The task: Where does the string "image" appear? Copy every line of the entries below that holds it.

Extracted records

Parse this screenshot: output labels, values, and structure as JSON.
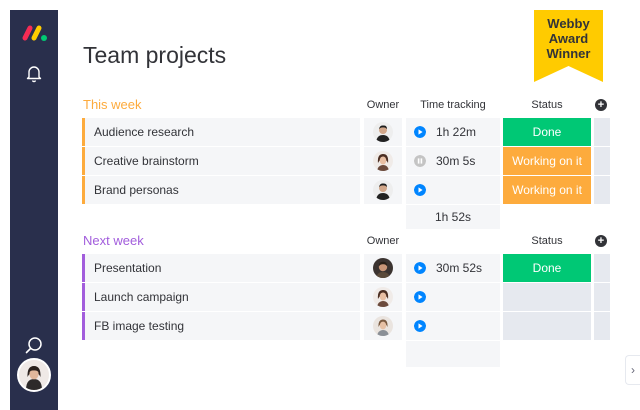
{
  "page_title": "Team projects",
  "badge": {
    "line1": "Webby",
    "line2": "Award",
    "line3": "Winner",
    "color": "#ffcb00"
  },
  "sidebar": {
    "icons": [
      "monday-logo-icon",
      "bell-icon",
      "search-icon"
    ],
    "bg_color": "#292f4c"
  },
  "scroll_tab_glyph": "›",
  "colors": {
    "done": "#00c875",
    "working": "#fdab3d",
    "empty": "#e6e9ef",
    "this_week": "#fdab3d",
    "next_week": "#a25ddc",
    "play": "#0085ff",
    "pause": "#c4c4c4"
  },
  "groups": [
    {
      "title": "This week",
      "columns": {
        "owner": "Owner",
        "time": "Time tracking",
        "status": "Status"
      },
      "rows": [
        {
          "name": "Audience research",
          "time": "1h 22m",
          "timer": "play",
          "status": "Done"
        },
        {
          "name": "Creative brainstorm",
          "time": "30m 5s",
          "timer": "pause",
          "status": "Working on it"
        },
        {
          "name": "Brand personas",
          "time": "",
          "timer": "play",
          "status": "Working on it"
        }
      ],
      "time_total": "1h 52s"
    },
    {
      "title": "Next week",
      "columns": {
        "owner": "Owner",
        "time": "",
        "status": "Status"
      },
      "rows": [
        {
          "name": "Presentation",
          "time": "30m 52s",
          "timer": "play",
          "status": "Done"
        },
        {
          "name": "Launch campaign",
          "time": "",
          "timer": "play",
          "status": ""
        },
        {
          "name": "FB image testing",
          "time": "",
          "timer": "play",
          "status": ""
        }
      ],
      "time_total": ""
    }
  ]
}
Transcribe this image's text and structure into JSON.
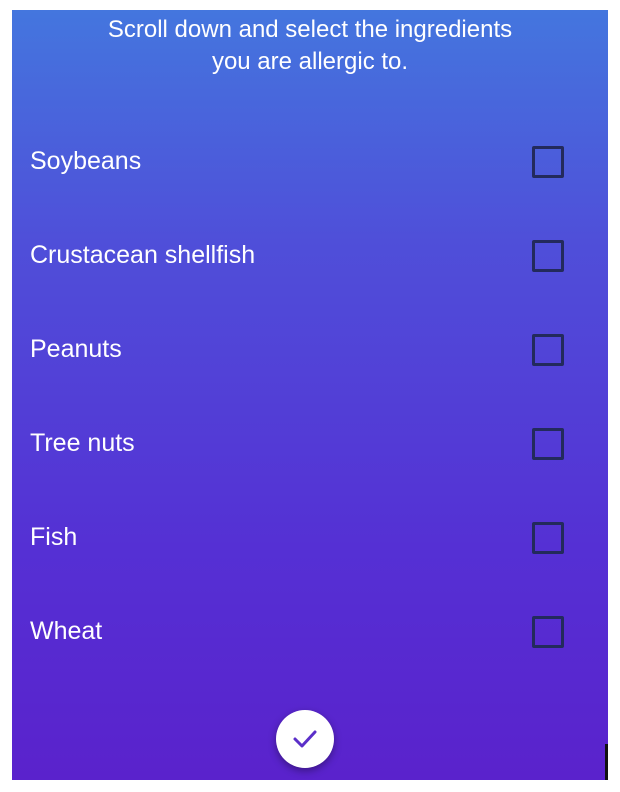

Task output:
          "name": "FB image testing",
Transcribe this image's text and structure into JSON.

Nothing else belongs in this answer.